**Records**
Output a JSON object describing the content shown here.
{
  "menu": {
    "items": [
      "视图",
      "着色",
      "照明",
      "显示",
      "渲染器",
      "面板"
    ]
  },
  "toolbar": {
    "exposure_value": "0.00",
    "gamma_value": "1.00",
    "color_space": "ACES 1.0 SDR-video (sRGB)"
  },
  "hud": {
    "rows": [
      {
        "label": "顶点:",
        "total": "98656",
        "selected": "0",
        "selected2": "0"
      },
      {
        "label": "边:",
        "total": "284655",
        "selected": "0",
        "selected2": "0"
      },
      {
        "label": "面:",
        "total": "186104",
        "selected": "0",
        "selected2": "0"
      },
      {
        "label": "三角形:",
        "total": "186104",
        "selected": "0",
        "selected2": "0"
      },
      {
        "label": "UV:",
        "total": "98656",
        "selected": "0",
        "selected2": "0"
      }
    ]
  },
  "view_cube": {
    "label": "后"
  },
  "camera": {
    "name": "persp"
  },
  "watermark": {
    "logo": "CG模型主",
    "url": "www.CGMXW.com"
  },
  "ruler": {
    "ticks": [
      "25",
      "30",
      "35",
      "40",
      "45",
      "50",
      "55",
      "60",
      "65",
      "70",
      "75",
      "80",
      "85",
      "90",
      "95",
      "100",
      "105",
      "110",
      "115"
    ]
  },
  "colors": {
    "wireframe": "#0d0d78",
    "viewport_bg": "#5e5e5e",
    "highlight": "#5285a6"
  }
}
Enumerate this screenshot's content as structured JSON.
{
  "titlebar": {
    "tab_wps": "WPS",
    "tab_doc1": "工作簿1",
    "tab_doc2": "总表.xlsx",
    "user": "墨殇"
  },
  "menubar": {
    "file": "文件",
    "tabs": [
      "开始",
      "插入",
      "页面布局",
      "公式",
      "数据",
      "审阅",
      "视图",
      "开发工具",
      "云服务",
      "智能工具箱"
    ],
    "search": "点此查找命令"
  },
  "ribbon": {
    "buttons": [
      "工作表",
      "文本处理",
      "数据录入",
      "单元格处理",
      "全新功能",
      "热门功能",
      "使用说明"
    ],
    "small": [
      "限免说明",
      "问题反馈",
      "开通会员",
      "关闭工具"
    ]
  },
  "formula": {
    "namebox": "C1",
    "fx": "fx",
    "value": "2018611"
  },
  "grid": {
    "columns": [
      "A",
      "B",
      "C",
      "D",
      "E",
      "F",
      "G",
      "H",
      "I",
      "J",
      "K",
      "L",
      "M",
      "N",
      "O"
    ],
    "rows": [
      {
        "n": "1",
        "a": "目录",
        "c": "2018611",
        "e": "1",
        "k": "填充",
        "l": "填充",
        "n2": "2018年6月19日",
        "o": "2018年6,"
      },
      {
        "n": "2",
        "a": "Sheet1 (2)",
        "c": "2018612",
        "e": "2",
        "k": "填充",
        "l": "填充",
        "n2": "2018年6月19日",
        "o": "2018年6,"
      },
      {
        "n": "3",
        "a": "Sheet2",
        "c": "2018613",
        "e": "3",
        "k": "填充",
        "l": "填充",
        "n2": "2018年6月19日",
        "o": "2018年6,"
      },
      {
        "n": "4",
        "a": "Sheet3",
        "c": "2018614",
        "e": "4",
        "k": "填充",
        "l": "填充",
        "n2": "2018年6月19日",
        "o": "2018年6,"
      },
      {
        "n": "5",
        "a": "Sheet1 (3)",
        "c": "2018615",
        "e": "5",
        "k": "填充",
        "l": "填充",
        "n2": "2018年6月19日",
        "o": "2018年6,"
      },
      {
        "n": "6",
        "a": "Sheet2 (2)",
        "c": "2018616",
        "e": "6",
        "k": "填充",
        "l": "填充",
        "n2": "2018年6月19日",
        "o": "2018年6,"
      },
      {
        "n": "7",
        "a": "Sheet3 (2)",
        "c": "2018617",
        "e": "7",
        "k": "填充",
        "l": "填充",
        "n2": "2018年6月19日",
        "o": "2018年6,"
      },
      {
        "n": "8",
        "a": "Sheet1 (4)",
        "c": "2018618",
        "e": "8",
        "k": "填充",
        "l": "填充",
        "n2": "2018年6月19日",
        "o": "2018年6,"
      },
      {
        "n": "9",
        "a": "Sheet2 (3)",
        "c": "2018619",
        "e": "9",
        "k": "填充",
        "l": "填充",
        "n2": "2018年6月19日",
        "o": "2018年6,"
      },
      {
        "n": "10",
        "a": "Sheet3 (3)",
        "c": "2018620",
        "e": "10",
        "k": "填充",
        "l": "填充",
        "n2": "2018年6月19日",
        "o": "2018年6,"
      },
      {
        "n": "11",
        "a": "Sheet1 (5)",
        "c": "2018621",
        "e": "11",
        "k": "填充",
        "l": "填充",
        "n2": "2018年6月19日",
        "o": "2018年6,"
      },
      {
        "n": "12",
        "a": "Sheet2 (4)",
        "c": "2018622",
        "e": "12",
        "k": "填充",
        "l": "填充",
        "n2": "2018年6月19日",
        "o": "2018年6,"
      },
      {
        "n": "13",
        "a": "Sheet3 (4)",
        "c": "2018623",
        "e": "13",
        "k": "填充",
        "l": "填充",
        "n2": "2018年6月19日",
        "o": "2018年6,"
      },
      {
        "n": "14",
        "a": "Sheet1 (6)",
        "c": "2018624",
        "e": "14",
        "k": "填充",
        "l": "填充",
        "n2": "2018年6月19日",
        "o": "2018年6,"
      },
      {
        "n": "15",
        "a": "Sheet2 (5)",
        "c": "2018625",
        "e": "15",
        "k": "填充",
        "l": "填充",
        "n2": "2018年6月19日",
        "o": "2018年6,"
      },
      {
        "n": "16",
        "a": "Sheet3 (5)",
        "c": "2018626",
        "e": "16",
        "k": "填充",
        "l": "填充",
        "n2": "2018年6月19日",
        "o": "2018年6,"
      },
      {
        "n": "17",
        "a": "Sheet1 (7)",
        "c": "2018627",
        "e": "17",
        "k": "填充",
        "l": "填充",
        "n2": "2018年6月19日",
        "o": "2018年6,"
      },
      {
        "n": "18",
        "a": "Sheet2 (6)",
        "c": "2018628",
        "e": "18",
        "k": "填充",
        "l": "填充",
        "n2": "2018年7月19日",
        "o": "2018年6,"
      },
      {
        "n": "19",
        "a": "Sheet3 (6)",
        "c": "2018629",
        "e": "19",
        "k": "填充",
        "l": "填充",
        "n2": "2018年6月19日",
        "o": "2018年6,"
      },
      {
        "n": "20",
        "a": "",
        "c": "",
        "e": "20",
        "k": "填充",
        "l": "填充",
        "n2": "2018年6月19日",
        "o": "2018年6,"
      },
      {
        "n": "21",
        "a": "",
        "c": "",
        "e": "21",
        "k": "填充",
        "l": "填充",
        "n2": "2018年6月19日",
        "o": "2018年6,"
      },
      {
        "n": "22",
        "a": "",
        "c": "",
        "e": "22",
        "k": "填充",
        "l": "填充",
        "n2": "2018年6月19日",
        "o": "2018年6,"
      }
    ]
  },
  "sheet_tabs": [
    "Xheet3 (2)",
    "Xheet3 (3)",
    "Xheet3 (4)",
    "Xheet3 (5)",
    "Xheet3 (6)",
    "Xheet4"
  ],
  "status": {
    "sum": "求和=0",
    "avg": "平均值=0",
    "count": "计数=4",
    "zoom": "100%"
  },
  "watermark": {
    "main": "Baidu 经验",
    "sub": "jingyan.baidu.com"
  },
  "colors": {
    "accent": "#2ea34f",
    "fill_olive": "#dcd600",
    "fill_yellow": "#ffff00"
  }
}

**Written task**
Each line containing the word "content" counts once; report the total alone.

**Output of the task**
2